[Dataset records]
* Start *

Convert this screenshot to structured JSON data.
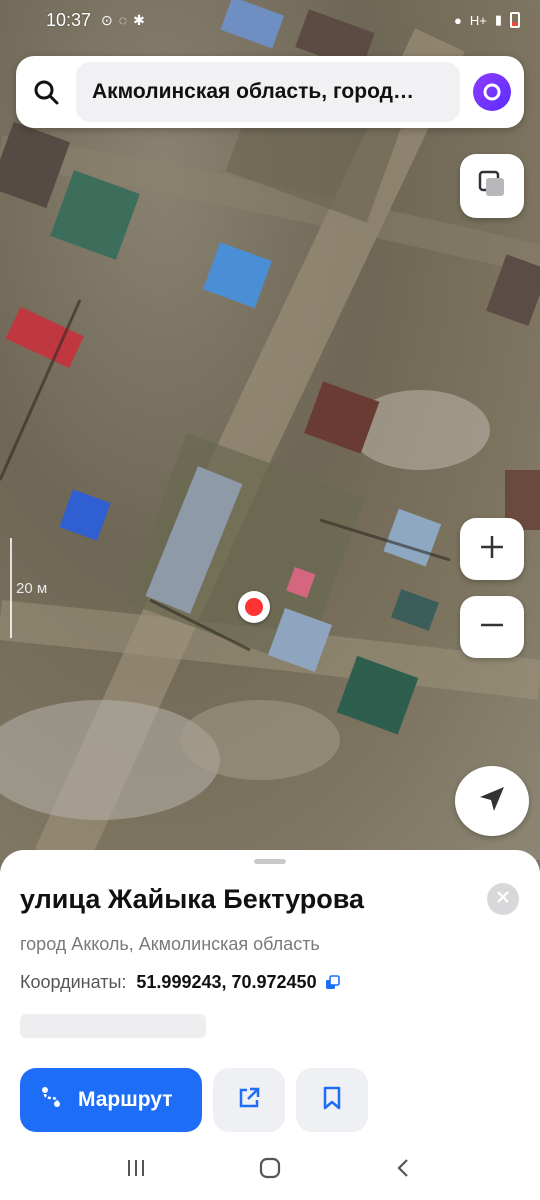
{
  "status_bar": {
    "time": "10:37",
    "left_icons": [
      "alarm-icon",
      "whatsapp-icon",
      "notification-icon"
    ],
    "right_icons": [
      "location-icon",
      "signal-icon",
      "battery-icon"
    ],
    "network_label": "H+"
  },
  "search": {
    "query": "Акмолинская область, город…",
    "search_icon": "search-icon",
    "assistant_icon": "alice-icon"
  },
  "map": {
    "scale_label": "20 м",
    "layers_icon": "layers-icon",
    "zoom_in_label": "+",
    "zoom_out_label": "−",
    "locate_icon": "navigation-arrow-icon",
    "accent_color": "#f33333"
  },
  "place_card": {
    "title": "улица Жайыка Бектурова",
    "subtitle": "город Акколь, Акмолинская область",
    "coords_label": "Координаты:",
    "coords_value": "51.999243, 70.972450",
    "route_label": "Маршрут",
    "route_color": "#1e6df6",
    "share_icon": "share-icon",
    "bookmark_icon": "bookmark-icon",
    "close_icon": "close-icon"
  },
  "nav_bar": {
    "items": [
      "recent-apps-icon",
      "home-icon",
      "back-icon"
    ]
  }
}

* End *
* Start *

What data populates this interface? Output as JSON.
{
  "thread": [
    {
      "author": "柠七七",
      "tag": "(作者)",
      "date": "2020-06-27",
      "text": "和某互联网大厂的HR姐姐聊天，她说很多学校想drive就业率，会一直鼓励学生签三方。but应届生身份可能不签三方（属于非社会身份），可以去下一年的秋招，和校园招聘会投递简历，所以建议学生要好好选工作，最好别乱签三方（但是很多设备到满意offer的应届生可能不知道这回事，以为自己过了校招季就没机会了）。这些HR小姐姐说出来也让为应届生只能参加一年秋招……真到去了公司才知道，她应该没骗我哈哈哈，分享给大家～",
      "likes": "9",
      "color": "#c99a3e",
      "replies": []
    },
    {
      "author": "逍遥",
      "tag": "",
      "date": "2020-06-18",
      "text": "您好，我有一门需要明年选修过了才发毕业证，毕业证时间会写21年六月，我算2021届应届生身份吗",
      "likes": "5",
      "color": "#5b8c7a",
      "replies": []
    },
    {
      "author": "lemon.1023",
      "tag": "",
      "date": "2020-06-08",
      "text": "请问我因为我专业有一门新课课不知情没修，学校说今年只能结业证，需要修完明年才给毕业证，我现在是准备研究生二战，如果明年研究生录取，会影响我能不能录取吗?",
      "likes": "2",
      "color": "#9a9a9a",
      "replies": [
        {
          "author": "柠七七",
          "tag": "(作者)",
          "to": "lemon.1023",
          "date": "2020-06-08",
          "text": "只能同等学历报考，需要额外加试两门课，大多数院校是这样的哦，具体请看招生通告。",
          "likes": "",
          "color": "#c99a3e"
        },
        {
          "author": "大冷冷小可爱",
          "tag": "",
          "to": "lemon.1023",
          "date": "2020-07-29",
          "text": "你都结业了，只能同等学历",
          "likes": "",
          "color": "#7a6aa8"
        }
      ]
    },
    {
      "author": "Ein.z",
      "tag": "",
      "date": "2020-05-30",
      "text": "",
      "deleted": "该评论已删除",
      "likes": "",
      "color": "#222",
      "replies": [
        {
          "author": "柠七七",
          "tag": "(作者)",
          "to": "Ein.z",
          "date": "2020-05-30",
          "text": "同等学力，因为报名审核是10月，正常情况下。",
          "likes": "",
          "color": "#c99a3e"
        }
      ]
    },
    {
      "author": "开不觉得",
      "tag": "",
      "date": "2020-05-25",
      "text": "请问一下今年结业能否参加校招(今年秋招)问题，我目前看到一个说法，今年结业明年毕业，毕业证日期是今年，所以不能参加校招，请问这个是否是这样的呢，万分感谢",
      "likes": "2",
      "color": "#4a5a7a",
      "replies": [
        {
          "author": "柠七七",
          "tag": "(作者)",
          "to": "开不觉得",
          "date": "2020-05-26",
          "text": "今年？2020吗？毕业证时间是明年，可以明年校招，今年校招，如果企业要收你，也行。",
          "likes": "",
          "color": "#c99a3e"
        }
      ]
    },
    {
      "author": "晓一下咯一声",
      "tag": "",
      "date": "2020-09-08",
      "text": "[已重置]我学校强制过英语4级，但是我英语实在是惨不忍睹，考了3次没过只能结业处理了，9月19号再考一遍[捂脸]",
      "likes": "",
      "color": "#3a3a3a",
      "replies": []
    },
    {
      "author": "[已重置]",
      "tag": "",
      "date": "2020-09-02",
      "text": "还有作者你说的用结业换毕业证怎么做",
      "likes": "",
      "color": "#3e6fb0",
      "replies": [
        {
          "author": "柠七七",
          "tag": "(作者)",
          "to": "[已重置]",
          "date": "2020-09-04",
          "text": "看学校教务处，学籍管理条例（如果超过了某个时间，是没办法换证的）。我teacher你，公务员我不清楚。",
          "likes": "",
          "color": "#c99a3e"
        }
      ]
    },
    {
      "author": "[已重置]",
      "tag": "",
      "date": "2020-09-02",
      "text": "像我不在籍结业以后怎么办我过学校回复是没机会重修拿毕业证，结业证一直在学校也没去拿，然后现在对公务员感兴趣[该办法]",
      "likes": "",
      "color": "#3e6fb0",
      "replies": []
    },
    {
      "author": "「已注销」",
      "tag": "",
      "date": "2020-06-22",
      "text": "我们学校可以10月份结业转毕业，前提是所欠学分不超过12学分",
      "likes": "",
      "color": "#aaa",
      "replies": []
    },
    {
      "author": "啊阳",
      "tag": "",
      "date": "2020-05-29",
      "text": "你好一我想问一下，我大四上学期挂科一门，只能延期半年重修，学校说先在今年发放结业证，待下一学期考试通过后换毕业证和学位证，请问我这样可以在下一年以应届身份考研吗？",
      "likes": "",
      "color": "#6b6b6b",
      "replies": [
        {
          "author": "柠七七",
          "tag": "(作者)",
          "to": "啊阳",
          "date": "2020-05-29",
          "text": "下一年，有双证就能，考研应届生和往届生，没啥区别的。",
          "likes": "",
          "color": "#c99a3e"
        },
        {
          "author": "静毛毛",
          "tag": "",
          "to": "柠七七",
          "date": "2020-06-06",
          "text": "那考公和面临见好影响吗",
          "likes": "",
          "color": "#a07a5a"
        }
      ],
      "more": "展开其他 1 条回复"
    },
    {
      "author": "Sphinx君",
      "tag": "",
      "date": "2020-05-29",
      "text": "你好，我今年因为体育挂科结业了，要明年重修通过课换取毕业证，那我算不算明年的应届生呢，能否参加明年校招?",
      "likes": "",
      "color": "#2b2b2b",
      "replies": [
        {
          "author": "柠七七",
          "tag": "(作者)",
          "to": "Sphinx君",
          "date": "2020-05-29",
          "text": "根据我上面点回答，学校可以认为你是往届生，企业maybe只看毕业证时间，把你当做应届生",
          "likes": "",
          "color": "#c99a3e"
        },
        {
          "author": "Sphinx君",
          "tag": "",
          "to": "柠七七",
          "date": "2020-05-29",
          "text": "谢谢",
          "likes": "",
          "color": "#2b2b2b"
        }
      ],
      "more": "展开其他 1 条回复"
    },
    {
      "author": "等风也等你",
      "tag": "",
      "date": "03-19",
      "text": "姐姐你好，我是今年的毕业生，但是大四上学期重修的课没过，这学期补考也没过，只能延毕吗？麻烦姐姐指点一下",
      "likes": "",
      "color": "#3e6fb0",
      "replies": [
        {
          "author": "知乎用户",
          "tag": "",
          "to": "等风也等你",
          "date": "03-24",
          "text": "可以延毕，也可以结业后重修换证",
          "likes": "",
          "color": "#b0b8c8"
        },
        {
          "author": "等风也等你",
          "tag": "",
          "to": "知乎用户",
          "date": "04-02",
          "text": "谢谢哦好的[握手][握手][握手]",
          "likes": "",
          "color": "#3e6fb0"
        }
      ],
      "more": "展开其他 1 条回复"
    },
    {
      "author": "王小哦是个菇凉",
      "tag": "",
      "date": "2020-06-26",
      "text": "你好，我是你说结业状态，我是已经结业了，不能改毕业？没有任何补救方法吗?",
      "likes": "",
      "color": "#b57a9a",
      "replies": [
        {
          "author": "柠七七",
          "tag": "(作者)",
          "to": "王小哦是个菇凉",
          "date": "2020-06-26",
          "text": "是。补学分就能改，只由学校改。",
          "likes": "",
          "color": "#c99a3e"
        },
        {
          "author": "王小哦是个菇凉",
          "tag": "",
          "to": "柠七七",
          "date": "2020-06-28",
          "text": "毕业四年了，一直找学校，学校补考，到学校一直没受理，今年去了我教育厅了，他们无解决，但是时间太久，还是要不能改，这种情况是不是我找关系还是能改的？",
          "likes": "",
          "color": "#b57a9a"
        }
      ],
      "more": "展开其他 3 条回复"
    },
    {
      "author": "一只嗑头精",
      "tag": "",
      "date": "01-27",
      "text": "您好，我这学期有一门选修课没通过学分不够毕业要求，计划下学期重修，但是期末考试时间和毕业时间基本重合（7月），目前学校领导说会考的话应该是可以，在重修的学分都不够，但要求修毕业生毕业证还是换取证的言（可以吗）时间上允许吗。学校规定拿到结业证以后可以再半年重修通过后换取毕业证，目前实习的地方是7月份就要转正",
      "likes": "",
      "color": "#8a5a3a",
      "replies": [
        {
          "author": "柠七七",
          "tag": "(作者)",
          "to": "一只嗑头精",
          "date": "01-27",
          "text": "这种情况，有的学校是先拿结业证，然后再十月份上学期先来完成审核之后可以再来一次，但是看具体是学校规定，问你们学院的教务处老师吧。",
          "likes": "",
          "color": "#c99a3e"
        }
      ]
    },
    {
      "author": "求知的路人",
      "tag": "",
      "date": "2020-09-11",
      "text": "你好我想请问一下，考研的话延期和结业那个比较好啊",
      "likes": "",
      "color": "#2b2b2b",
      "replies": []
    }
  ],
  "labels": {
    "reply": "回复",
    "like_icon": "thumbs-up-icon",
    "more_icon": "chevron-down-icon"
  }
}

* End *

### GOAL
Where a line contains the string "JSON", extract that line.

### RESULT
Convert this screenshot to structured JSON data.
What data populates this interface? Output as JSON.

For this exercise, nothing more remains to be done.